### Exercise data
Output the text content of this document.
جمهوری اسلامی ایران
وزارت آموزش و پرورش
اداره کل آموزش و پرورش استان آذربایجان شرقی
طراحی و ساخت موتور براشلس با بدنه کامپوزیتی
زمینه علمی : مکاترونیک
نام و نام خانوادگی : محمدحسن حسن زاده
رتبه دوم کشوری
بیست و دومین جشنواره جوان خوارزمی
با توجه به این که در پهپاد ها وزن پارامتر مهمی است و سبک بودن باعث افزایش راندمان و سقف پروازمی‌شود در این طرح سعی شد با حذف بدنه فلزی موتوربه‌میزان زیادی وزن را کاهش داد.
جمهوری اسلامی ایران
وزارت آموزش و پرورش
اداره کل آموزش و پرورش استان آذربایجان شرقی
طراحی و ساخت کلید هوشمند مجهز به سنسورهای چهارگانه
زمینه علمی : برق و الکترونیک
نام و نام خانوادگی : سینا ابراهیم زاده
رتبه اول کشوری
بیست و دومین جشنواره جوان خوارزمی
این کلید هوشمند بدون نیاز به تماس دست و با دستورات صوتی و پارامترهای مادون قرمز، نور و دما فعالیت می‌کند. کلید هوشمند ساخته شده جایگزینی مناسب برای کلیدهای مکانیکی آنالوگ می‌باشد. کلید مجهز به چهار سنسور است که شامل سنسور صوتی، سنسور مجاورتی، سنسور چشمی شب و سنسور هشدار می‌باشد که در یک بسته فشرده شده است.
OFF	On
######
**Task objective**: Return the listing above in its exact form.

**The result**:
Output the text content of this document.
جمهوری اسلامی ایران
وزارت آموزش و پرورش
اداره کل آموزش و پرورش استان آذربایجان شرقی
طراحی و ساخت موتور براشلس با بدنه کامپوزیتی
زمینه علمی : مکاترونیک
نام و نام خانوادگی : محمدحسن حسن زاده
رتبه دوم کشوری
بیست و دومین جشنواره جوان خوارزمی
با توجه به این که در پهپاد ها وزن پارامتر مهمی است و سبک بودن باعث افزایش راندمان و سقف پروازمی‌شود در این طرح سعی شد با حذف بدنه فلزی موتوربه‌میزان زیادی وزن را کاهش داد.
جمهوری اسلامی ایران
وزارت آموزش و پرورش
اداره کل آموزش و پرورش استان آذربایجان شرقی
طراحی و ساخت کلید هوشمند مجهز به سنسورهای چهارگانه
زمینه علمی : برق و الکترونیک
نام و نام خانوادگی : سینا ابراهیم زاده
رتبه اول کشوری
بیست و دومین جشنواره جوان خوارزمی
این کلید هوشمند بدون نیاز به تماس دست و با دستورات صوتی و پارامترهای مادون قرمز، نور و دما فعالیت می‌کند. کلید هوشمند ساخته شده جایگزینی مناسب برای کلیدهای مکانیکی آنالوگ می‌باشد. کلید مجهز به چهار سنسور است که شامل سنسور صوتی، سنسور مجاورتی، سنسور چشمی شب و سنسور هشدار می‌باشد که در یک بسته فشرده شده است.
OFF	On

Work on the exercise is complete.